◆ REQUIREMENTS ◆
Look through the material below. Copy every line with the string "Build" in it.

◆ RECORDED DATA ◆
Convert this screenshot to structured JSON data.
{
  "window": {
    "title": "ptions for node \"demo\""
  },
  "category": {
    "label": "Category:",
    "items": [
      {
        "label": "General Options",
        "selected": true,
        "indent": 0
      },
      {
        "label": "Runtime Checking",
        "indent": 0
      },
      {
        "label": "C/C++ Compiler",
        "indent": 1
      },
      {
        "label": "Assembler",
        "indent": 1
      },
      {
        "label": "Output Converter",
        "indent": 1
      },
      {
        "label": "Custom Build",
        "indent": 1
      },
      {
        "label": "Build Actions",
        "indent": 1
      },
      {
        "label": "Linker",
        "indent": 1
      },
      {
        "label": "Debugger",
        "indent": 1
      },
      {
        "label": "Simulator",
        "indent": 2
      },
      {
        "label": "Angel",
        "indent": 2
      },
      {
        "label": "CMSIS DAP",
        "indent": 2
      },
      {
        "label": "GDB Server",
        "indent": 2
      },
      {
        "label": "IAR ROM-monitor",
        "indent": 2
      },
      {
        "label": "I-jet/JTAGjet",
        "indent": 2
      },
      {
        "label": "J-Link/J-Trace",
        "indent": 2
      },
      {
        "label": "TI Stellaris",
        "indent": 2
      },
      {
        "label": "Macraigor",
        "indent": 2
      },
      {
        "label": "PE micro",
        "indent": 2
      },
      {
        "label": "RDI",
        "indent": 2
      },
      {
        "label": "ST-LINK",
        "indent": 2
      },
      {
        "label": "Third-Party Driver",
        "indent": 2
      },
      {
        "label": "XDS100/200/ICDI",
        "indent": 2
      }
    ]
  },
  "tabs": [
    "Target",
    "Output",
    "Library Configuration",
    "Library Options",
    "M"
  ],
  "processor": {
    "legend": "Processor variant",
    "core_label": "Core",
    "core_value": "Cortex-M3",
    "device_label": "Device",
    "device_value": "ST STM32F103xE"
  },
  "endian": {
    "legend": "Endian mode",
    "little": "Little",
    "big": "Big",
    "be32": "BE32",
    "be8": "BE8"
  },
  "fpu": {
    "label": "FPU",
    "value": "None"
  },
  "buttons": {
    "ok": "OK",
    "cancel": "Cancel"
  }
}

◆ TASK RESPONSE ◆
        "label": "Custom Build",
        "label": "Build Actions",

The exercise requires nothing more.